**GIVEN PROBLEM**
Some lines in the records below may hold the word "Running"; give the number of those lines and nothing else.

[Dataset listings of figures]
-=-=-=-=-
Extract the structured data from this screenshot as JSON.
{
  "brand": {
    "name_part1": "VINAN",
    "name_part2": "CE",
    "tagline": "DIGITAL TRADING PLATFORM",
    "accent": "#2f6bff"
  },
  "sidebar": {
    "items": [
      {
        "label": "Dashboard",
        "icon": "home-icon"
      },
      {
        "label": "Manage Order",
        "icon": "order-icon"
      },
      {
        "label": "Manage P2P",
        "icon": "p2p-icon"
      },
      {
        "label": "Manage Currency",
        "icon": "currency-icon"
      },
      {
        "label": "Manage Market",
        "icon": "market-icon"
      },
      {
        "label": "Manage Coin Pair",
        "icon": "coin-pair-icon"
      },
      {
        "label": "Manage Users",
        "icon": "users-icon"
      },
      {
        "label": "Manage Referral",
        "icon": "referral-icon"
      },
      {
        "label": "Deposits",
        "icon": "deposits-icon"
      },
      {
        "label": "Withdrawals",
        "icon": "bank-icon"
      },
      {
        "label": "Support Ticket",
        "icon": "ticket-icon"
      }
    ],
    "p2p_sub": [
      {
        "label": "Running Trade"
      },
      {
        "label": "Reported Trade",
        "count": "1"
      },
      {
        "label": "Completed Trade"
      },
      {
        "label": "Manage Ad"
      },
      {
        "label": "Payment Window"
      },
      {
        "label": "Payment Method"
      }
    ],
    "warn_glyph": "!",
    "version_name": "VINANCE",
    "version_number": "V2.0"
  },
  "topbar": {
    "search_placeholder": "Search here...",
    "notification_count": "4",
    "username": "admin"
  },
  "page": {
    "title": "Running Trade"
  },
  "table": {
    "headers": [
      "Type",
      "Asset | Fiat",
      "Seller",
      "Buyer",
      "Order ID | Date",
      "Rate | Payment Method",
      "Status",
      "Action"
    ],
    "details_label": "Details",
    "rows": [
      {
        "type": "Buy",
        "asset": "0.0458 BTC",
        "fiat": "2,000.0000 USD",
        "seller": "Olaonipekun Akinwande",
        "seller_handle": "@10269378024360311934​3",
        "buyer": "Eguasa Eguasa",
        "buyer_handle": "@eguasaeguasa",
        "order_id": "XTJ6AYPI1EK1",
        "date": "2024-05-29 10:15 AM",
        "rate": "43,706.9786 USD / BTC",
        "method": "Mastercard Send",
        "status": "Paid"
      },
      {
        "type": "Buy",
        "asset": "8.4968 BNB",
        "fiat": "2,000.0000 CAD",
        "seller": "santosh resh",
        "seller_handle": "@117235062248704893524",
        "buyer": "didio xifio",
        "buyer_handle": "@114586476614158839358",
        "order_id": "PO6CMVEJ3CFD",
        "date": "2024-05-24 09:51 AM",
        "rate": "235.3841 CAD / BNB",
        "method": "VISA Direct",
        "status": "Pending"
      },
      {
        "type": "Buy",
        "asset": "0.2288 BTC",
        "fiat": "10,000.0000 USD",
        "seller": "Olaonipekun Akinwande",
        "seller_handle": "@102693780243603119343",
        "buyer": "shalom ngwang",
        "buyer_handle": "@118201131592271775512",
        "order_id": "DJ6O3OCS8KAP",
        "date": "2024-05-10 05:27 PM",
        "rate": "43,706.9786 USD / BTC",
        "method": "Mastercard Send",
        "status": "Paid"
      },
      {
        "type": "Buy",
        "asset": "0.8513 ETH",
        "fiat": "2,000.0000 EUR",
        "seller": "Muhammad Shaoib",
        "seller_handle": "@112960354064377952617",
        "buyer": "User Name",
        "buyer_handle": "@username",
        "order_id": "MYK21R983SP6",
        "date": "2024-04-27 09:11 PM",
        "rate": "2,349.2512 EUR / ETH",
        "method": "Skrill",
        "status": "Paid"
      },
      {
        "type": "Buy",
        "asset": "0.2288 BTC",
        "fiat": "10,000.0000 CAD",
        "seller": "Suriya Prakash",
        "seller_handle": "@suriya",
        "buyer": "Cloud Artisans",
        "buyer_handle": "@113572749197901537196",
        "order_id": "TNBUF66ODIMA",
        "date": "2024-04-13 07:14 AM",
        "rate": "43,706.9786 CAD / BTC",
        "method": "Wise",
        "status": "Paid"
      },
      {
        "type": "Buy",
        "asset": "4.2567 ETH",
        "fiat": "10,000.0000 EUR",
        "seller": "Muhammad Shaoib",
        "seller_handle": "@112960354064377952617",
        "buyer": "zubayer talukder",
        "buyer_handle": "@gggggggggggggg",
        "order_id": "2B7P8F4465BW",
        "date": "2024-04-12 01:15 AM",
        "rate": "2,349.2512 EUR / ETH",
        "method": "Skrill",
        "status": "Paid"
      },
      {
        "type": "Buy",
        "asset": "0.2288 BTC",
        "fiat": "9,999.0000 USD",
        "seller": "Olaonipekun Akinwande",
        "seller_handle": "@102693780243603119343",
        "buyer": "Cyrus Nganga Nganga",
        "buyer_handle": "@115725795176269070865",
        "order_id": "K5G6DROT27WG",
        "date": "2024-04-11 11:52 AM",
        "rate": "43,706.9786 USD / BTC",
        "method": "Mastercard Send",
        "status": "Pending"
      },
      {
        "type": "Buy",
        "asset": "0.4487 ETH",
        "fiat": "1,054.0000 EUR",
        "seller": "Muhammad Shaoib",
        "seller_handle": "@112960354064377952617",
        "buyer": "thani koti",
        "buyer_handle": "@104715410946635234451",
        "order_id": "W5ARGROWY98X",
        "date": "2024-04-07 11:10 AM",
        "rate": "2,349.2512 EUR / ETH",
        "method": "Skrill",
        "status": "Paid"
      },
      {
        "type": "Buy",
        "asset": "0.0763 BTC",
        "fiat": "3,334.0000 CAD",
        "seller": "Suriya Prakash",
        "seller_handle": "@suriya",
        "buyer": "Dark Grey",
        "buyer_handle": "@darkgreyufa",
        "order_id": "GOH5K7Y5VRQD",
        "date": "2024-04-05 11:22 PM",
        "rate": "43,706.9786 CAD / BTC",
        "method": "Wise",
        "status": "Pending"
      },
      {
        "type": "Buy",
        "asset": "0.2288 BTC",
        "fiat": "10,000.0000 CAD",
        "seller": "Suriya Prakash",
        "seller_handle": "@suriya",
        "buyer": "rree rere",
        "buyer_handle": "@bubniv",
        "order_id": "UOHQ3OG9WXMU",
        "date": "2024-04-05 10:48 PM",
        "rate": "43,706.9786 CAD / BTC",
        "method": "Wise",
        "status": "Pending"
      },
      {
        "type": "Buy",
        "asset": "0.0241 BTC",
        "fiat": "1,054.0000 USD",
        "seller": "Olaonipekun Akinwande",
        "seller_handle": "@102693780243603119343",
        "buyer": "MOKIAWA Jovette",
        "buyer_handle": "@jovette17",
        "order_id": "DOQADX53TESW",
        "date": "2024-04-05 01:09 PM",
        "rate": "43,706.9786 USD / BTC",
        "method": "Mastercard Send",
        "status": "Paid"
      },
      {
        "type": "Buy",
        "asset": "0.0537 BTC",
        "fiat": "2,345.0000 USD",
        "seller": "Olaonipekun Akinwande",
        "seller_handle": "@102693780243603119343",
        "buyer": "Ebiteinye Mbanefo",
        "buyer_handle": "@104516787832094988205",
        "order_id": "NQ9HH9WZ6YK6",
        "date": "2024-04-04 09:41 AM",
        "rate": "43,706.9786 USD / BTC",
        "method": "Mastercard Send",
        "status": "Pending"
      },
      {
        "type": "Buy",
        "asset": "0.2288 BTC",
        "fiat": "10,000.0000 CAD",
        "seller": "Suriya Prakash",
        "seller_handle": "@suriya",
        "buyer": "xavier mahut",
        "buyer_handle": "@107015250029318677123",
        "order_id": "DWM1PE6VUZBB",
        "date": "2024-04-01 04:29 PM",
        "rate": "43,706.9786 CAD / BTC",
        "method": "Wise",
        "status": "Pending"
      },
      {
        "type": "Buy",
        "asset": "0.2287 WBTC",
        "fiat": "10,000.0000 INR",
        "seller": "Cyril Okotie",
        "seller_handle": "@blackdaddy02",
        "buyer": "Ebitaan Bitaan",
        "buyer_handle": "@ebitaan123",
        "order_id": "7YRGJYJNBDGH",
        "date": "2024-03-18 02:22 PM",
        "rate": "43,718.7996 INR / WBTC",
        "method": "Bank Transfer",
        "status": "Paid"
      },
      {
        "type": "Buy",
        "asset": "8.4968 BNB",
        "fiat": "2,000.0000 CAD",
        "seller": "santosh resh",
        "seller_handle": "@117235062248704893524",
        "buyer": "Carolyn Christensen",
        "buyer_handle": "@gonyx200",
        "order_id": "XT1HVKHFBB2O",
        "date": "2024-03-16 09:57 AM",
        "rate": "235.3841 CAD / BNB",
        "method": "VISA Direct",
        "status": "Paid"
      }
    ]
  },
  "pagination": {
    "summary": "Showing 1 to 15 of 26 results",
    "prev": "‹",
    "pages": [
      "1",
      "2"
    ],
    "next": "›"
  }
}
-=-=-=-=-
**FULL SOLUTION**
2